== Material for this exercise

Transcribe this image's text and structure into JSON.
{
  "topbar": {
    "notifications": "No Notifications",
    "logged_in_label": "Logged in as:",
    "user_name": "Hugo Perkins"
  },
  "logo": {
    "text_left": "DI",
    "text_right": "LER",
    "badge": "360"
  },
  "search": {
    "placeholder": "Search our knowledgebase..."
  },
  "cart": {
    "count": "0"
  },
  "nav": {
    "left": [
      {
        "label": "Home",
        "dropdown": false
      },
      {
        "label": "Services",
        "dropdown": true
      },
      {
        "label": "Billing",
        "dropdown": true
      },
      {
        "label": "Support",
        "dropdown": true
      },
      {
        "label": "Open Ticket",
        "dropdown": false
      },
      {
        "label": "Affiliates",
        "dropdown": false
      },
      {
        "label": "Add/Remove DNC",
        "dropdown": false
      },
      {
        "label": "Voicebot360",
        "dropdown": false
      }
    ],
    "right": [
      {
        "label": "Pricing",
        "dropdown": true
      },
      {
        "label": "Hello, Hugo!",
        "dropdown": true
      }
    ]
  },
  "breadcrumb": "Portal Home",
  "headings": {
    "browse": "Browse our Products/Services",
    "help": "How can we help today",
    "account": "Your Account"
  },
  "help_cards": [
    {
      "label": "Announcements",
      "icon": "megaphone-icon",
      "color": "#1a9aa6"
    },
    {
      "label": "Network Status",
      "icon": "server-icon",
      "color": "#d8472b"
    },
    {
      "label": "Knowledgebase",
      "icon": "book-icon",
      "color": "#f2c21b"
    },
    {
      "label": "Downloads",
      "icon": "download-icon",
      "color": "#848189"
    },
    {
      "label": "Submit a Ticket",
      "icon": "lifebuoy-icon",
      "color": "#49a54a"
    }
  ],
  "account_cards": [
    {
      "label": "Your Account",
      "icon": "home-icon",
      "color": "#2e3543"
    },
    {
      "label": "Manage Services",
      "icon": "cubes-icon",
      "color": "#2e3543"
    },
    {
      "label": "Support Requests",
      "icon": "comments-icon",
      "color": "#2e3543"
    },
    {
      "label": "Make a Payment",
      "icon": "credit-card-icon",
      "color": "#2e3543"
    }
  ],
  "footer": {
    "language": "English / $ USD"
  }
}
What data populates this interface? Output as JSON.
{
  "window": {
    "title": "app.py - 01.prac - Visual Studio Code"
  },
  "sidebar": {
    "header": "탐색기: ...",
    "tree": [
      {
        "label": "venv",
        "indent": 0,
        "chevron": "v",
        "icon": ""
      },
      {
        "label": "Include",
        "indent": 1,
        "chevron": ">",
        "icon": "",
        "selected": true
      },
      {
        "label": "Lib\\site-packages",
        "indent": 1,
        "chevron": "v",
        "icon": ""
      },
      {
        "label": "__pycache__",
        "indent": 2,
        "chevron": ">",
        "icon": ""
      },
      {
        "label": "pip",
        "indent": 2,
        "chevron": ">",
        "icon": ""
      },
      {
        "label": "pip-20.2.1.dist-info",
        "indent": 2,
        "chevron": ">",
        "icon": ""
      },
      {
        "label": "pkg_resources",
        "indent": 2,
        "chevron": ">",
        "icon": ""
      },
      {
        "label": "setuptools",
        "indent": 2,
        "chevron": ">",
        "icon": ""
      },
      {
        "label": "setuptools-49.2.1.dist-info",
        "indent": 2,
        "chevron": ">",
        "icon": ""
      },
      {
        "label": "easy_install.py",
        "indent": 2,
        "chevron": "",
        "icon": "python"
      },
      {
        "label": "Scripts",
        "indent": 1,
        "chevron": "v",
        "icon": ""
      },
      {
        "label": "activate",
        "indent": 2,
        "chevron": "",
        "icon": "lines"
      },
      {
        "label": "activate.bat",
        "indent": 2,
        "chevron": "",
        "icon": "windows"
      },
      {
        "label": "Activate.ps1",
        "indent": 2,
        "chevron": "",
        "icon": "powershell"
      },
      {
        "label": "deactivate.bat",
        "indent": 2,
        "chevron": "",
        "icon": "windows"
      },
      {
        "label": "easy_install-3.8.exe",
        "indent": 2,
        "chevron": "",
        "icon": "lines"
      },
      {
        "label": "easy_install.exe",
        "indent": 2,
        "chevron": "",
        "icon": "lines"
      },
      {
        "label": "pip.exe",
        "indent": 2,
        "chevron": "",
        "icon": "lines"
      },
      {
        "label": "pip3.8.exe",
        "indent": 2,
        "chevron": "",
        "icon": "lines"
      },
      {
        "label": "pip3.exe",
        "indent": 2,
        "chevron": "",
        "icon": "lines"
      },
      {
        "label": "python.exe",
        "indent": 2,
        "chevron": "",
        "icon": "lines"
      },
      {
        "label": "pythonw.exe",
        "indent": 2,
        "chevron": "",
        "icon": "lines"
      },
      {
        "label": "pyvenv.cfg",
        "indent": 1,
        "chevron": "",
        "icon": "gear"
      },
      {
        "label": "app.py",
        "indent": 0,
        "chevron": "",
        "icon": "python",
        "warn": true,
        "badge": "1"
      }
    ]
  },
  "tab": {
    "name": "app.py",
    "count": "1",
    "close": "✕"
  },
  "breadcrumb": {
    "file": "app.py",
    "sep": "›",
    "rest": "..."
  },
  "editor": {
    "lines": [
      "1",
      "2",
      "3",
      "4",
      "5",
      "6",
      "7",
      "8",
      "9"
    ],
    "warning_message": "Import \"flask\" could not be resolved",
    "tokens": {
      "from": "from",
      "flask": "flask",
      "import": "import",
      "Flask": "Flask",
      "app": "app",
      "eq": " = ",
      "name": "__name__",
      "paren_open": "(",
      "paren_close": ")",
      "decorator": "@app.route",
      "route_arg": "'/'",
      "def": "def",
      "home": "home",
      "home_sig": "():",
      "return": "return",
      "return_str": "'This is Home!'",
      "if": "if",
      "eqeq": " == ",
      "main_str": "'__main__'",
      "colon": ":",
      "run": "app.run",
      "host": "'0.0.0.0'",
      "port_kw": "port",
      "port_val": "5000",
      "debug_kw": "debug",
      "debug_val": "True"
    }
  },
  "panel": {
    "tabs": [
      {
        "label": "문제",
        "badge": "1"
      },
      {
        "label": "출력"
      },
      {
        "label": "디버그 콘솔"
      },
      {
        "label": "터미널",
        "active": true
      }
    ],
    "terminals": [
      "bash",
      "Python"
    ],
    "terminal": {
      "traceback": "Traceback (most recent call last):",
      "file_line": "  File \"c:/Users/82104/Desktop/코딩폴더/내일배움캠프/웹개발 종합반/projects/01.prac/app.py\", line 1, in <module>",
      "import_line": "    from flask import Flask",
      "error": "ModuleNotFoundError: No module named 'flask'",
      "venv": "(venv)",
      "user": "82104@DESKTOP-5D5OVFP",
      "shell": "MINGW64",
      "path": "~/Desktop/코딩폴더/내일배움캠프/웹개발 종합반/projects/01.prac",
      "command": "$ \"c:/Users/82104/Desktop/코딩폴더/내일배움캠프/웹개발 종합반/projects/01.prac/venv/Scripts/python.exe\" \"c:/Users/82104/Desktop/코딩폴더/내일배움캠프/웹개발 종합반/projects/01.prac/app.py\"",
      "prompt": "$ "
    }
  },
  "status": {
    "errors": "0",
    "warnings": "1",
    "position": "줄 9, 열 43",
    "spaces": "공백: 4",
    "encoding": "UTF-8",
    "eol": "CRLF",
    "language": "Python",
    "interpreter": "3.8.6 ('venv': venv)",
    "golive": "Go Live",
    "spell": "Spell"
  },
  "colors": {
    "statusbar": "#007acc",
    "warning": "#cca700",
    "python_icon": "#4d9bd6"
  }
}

====

Please reproduce each line exactly as written.

#### [Right answer]
Transcribe this image's text and structure into JSON.
{
  "topbar": {
    "notifications": "No Notifications",
    "logged_in_label": "Logged in as:",
    "user_name": "Hugo Perkins"
  },
  "logo": {
    "text_left": "DI",
    "text_right": "LER",
    "badge": "360"
  },
  "search": {
    "placeholder": "Search our knowledgebase..."
  },
  "cart": {
    "count": "0"
  },
  "nav": {
    "left": [
      {
        "label": "Home",
        "dropdown": false
      },
      {
        "label": "Services",
        "dropdown": true
      },
      {
        "label": "Billing",
        "dropdown": true
      },
      {
        "label": "Support",
        "dropdown": true
      },
      {
        "label": "Open Ticket",
        "dropdown": false
      },
      {
        "label": "Affiliates",
        "dropdown": false
      },
      {
        "label": "Add/Remove DNC",
        "dropdown": false
      },
      {
        "label": "Voicebot360",
        "dropdown": false
      }
    ],
    "right": [
      {
        "label": "Pricing",
        "dropdown": true
      },
      {
        "label": "Hello, Hugo!",
        "dropdown": true
      }
    ]
  },
  "breadcrumb": "Portal Home",
  "headings": {
    "browse": "Browse our Products/Services",
    "help": "How can we help today",
    "account": "Your Account"
  },
  "help_cards": [
    {
      "label": "Announcements",
      "icon": "megaphone-icon",
      "color": "#1a9aa6"
    },
    {
      "label": "Network Status",
      "icon": "server-icon",
      "color": "#d8472b"
    },
    {
      "label": "Knowledgebase",
      "icon": "book-icon",
      "color": "#f2c21b"
    },
    {
      "label": "Downloads",
      "icon": "download-icon",
      "color": "#848189"
    },
    {
      "label": "Submit a Ticket",
      "icon": "lifebuoy-icon",
      "color": "#49a54a"
    }
  ],
  "account_cards": [
    {
      "label": "Your Account",
      "icon": "home-icon",
      "color": "#2e3543"
    },
    {
      "label": "Manage Services",
      "icon": "cubes-icon",
      "color": "#2e3543"
    },
    {
      "label": "Support Requests",
      "icon": "comments-icon",
      "color": "#2e3543"
    },
    {
      "label": "Make a Payment",
      "icon": "credit-card-icon",
      "color": "#2e3543"
    }
  ],
  "footer": {
    "language": "English / $ USD"
  }
}
What data populates this interface? Output as JSON.
{
  "window": {
    "title": "app.py - 01.prac - Visual Studio Code"
  },
  "sidebar": {
    "header": "탐색기: ...",
    "tree": [
      {
        "label": "venv",
        "indent": 0,
        "chevron": "v",
        "icon": ""
      },
      {
        "label": "Include",
        "indent": 1,
        "chevron": ">",
        "icon": "",
        "selected": true
      },
      {
        "label": "Lib\\site-packages",
        "indent": 1,
        "chevron": "v",
        "icon": ""
      },
      {
        "label": "__pycache__",
        "indent": 2,
        "chevron": ">",
        "icon": ""
      },
      {
        "label": "pip",
        "indent": 2,
        "chevron": ">",
        "icon": ""
      },
      {
        "label": "pip-20.2.1.dist-info",
        "indent": 2,
        "chevron": ">",
        "icon": ""
      },
      {
        "label": "pkg_resources",
        "indent": 2,
        "chevron": ">",
        "icon": ""
      },
      {
        "label": "setuptools",
        "indent": 2,
        "chevron": ">",
        "icon": ""
      },
      {
        "label": "setuptools-49.2.1.dist-info",
        "indent": 2,
        "chevron": ">",
        "icon": ""
      },
      {
        "label": "easy_install.py",
        "indent": 2,
        "chevron": "",
        "icon": "python"
      },
      {
        "label": "Scripts",
        "indent": 1,
        "chevron": "v",
        "icon": ""
      },
      {
        "label": "activate",
        "indent": 2,
        "chevron": "",
        "icon": "lines"
      },
      {
        "label": "activate.bat",
        "indent": 2,
        "chevron": "",
        "icon": "windows"
      },
      {
        "label": "Activate.ps1",
        "indent": 2,
        "chevron": "",
        "icon": "powershell"
      },
      {
        "label": "deactivate.bat",
        "indent": 2,
        "chevron": "",
        "icon": "windows"
      },
      {
        "label": "easy_install-3.8.exe",
        "indent": 2,
        "chevron": "",
        "icon": "lines"
      },
      {
        "label": "easy_install.exe",
        "indent": 2,
        "chevron": "",
        "icon": "lines"
      },
      {
        "label": "pip.exe",
        "indent": 2,
        "chevron": "",
        "icon": "lines"
      },
      {
        "label": "pip3.8.exe",
        "indent": 2,
        "chevron": "",
        "icon": "lines"
      },
      {
        "label": "pip3.exe",
        "indent": 2,
        "chevron": "",
        "icon": "lines"
      },
      {
        "label": "python.exe",
        "indent": 2,
        "chevron": "",
        "icon": "lines"
      },
      {
        "label": "pythonw.exe",
        "indent": 2,
        "chevron": "",
        "icon": "lines"
      },
      {
        "label": "pyvenv.cfg",
        "indent": 1,
        "chevron": "",
        "icon": "gear"
      },
      {
        "label": "app.py",
        "indent": 0,
        "chevron": "",
        "icon": "python",
        "warn": true,
        "badge": "1"
      }
    ]
  },
  "tab": {
    "name": "app.py",
    "count": "1",
    "close": "✕"
  },
  "breadcrumb": {
    "file": "app.py",
    "sep": "›",
    "rest": "..."
  },
  "editor": {
    "lines": [
      "1",
      "2",
      "3",
      "4",
      "5",
      "6",
      "7",
      "8",
      "9"
    ],
    "warning_message": "Import \"flask\" could not be resolved",
    "tokens": {
      "from": "from",
      "flask": "flask",
      "import": "import",
      "Flask": "Flask",
      "app": "app",
      "eq": " = ",
      "name": "__name__",
      "paren_open": "(",
      "paren_close": ")",
      "decorator": "@app.route",
      "route_arg": "'/'",
      "def": "def",
      "home": "home",
      "home_sig": "():",
      "return": "return",
      "return_str": "'This is Home!'",
      "if": "if",
      "eqeq": " == ",
      "main_str": "'__main__'",
      "colon": ":",
      "run": "app.run",
      "host": "'0.0.0.0'",
      "port_kw": "port",
      "port_val": "5000",
      "debug_kw": "debug",
      "debug_val": "True"
    }
  },
  "panel": {
    "tabs": [
      {
        "label": "문제",
        "badge": "1"
      },
      {
        "label": "출력"
      },
      {
        "label": "디버그 콘솔"
      },
      {
        "label": "터미널",
        "active": true
      }
    ],
    "terminals": [
      "bash",
      "Python"
    ],
    "terminal": {
      "traceback": "Traceback (most recent call last):",
      "file_line": "  File \"c:/Users/82104/Desktop/코딩폴더/내일배움캠프/웹개발 종합반/projects/01.prac/app.py\", line 1, in <module>",
      "import_line": "    from flask import Flask",
      "error": "ModuleNotFoundError: No module named 'flask'",
      "venv": "(venv)",
      "user": "82104@DESKTOP-5D5OVFP",
      "shell": "MINGW64",
      "path": "~/Desktop/코딩폴더/내일배움캠프/웹개발 종합반/projects/01.prac",
      "command": "$ \"c:/Users/82104/Desktop/코딩폴더/내일배움캠프/웹개발 종합반/projects/01.prac/venv/Scripts/python.exe\" \"c:/Users/82104/Desktop/코딩폴더/내일배움캠프/웹개발 종합반/projects/01.prac/app.py\"",
      "prompt": "$ "
    }
  },
  "status": {
    "errors": "0",
    "warnings": "1",
    "position": "줄 9, 열 43",
    "spaces": "공백: 4",
    "encoding": "UTF-8",
    "eol": "CRLF",
    "language": "Python",
    "interpreter": "3.8.6 ('venv': venv)",
    "golive": "Go Live",
    "spell": "Spell"
  },
  "colors": {
    "statusbar": "#007acc",
    "warning": "#cca700",
    "python_icon": "#4d9bd6"
  }
}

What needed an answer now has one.